McKinsey’s Objections to the Historicity of Jesus
McKinsey also discusses another topic of interest to me, namely, the historicity of Jesus and extrabiblical references to Jesus. McKinsey’s discussion can be divided into five sections: (1) some introductory remarks and quotations of various Christians who believe the extrabiblical references to Jesus are worthless; (2) Josephus; (3) Tacitus; (4) Suetonius; and (5) Pliny the Younger. I shall assess each section in turn.
(1) Introduction: McKinsey pontificates, “Anyone who has attempted to investigate this question with any degree of objectivity is immediately struck by the absence of extrabiblical information on anyone by the name of Jesus of Nazareth.” He then proceeds to quote several Christian writers who apparently agree with his claim. However, McKinsey’s approach to the historicity of Jesus leaves much to be desired. First, by focusing solely on alleged extrabiblical references to Jesus, McKinsey has missed the point. The New Testament is our primary source of information about Jesus. If McKinsey believes that the New Testament alone does not provide sufficient evidence for concluding that Jesus existed, then McKinsey needs to provide an argument for that belief. Yet, in stark contrast to other proponents of the mythicist hypothesis like G.A. Wells and Earl Doherty who spend the bulk of their time addressing the New Testament evidence, McKinsey does not discuss the NT evidence for the historicity of Jesus. As I have argued elsewhere, I believe the New Testament alone is prima facie evidence for the historicity of Jesus and therefore there is no need for extrabiblical confirmation.
Second, despite all of the quotations from hostile authorities, McKinsey does not even provide a prima facie case for his sweeping claim because McKinsey does not discuss all of the alleged extrabiblical references to Jesus. Besides the writers McKinsey does discuss, the alleged extrabiblical references to Jesus also include the Talmud, Thallus, Phlegon, Mara Bar-Serapion, Lucian, and Hadrian. So McKinsey’s case for his claim that there are no extrabiblical references to Jesus is, at best, incomplete. Even if his objections to Josephus, Tacitus, Suetonius, and Pliny the Younger were accurate, he would still need to discuss all of the other alleged references to Jesus in order to justify his sweeping claim.
(2) Josephus: The Jewish historian Flavius Josephus referred to Jesus twice in his writings, but McKinsey disputes the authenticity of both references. I shall consider each reference in turn:
(a) The Testimonium Flavianum: Testimonium Flavianum means literally “Testimony of Flavius” and refers to Antiquities 18.3.3 §63-64:
Now there was about this time Jesus, a wise man, if it be lawful to call him a man, for he was a doer of wonderful works, a teacher of such men as receive the truth with pleasure. He drew over to him both many of the Jews, and many of the Gentiles. He was the Christ, and when Pilate, at the suggestion of the principal men among us, had condemned him to the cross, those that loved him at the first did not forsake him; for he appeared to them alive again the third day; as the divine prophets had foretold these and ten thousand other wonderful things concerning him. And the tribe of Christians so named from him are not extinct at this day.

[Challenge 1]
Could you give the part of the passage on the historicity of Jesus starting with "McKinsey’s Objections to" and going on through "section in turn.", changing "Pliny the Younger" to "Pliny"?

[Data entries]
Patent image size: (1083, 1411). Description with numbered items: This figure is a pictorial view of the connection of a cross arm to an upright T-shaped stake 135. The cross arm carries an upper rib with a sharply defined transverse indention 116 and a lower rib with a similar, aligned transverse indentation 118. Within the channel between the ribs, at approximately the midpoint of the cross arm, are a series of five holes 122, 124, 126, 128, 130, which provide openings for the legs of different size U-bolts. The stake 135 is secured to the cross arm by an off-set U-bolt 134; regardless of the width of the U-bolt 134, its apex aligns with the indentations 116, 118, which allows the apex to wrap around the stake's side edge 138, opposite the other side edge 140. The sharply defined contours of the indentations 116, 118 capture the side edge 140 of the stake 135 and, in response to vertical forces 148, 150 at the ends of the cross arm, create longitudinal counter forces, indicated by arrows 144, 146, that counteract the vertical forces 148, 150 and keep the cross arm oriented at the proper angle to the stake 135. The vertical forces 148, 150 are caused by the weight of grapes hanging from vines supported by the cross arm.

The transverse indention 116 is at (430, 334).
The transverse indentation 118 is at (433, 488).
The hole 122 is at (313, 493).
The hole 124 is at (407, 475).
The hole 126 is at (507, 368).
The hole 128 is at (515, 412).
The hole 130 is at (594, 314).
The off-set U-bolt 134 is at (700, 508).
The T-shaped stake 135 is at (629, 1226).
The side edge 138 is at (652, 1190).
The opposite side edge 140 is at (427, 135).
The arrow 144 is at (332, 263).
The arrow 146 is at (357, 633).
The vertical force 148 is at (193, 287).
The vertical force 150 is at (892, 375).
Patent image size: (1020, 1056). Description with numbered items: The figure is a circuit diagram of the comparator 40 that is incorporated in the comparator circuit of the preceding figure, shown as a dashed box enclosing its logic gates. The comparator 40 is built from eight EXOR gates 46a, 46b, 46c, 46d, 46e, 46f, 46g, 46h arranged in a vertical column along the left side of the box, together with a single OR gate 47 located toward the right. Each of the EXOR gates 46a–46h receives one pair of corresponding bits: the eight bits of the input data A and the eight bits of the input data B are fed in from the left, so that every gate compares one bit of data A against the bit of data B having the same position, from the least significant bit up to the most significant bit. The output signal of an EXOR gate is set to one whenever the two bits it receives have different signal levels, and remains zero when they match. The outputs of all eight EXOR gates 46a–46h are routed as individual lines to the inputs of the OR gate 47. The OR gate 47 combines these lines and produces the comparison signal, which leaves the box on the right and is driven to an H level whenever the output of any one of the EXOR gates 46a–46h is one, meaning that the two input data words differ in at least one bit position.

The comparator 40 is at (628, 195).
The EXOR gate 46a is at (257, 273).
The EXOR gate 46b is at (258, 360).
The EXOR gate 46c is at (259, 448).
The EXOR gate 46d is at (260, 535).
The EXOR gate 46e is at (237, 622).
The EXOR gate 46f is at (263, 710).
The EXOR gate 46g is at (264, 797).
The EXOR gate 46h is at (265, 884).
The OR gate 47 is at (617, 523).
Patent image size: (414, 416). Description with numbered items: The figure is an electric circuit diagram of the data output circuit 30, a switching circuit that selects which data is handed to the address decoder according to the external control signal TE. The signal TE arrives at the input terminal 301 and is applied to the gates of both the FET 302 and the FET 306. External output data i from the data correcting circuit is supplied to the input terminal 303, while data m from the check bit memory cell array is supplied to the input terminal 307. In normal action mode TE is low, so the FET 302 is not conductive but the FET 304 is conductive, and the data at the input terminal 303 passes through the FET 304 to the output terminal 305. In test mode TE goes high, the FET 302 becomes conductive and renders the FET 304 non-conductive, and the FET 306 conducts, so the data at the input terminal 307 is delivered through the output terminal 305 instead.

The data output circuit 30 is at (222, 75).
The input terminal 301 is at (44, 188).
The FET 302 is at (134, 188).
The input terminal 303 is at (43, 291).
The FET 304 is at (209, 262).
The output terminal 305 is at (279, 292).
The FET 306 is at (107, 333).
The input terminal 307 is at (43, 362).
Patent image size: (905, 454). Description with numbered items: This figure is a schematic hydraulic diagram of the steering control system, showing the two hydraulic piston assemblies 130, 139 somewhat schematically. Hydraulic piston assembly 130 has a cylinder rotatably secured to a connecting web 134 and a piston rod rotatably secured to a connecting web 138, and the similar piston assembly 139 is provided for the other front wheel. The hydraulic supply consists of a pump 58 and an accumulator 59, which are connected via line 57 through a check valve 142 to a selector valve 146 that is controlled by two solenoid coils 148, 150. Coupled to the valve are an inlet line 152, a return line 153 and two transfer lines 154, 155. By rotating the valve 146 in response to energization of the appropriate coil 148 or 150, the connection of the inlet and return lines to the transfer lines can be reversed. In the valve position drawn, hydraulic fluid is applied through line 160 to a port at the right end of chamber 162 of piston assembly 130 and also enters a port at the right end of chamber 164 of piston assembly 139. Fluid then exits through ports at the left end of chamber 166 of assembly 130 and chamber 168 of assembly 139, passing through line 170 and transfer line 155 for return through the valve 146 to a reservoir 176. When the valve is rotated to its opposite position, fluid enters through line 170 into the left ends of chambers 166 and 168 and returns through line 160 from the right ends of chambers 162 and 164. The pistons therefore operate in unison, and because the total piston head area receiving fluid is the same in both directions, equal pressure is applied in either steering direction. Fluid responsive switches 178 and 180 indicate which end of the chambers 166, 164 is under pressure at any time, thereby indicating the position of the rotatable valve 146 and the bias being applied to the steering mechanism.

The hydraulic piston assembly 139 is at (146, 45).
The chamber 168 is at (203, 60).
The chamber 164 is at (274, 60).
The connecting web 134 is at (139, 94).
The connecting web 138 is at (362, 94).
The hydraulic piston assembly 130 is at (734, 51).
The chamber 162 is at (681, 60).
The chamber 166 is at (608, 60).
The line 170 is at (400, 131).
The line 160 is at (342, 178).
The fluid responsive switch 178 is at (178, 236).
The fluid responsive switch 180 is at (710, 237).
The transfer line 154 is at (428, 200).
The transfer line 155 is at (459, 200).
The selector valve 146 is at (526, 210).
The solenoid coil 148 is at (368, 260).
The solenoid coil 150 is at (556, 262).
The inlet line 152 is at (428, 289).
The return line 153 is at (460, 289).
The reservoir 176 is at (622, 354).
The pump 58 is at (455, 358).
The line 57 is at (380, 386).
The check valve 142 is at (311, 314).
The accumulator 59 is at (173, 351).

[Challenge 2]
Can you recast the data entries as a JSON list of strings, one string per line, starting with the line with "Patent image size: (1020, 1056)." and going on through the line with "The OR gate 47 is at (617, 523).", with blank lines left out?

[Final answer 1]
McKinsey’s Objections to the Historicity of Jesus
McKinsey also discusses another topic of interest to me, namely, the historicity of Jesus and extrabiblical references to Jesus. McKinsey’s discussion can be divided into five sections: (1) some introductory remarks and quotations of various Christians who believe the extrabiblical references to Jesus are worthless; (2) Josephus; (3) Tacitus; (4) Suetonius; and (5) Pliny. I shall assess each section in turn.

[Final answer 2]
[
  "Patent image size: (1020, 1056). Description with numbered items: The figure is a circuit diagram of the comparator 40 that is incorporated in the comparator circuit of the preceding figure, shown as a dashed box enclosing its logic gates. The comparator 40 is built from eight EXOR gates 46a, 46b, 46c, 46d, 46e, 46f, 46g, 46h arranged in a vertical column along the left side of the box, together with a single OR gate 47 located toward the right. Each of the EXOR gates 46a–46h receives one pair of corresponding bits: the eight bits of the input data A and the eight bits of the input data B are fed in from the left, so that every gate compares one bit of data A against the bit of data B having the same position, from the least significant bit up to the most significant bit. The output signal of an EXOR gate is set to one whenever the two bits it receives have different signal levels, and remains zero when they match. The outputs of all eight EXOR gates 46a–46h are routed as individual lines to the inputs of the OR gate 47. The OR gate 47 combines these lines and produces the comparison signal, which leaves the box on the right and is driven to an H level whenever the output of any one of the EXOR gates 46a–46h is one, meaning that the two input data words differ in at least one bit position.",
  "The comparator 40 is at (628, 195).",
  "The EXOR gate 46a is at (257, 273).",
  "The EXOR gate 46b is at (258, 360).",
  "The EXOR gate 46c is at (259, 448).",
  "The EXOR gate 46d is at (260, 535).",
  "The EXOR gate 46e is at (237, 622).",
  "The EXOR gate 46f is at (263, 710).",
  "The EXOR gate 46g is at (264, 797).",
  "The EXOR gate 46h is at (265, 884).",
  "The OR gate 47 is at (617, 523)."
]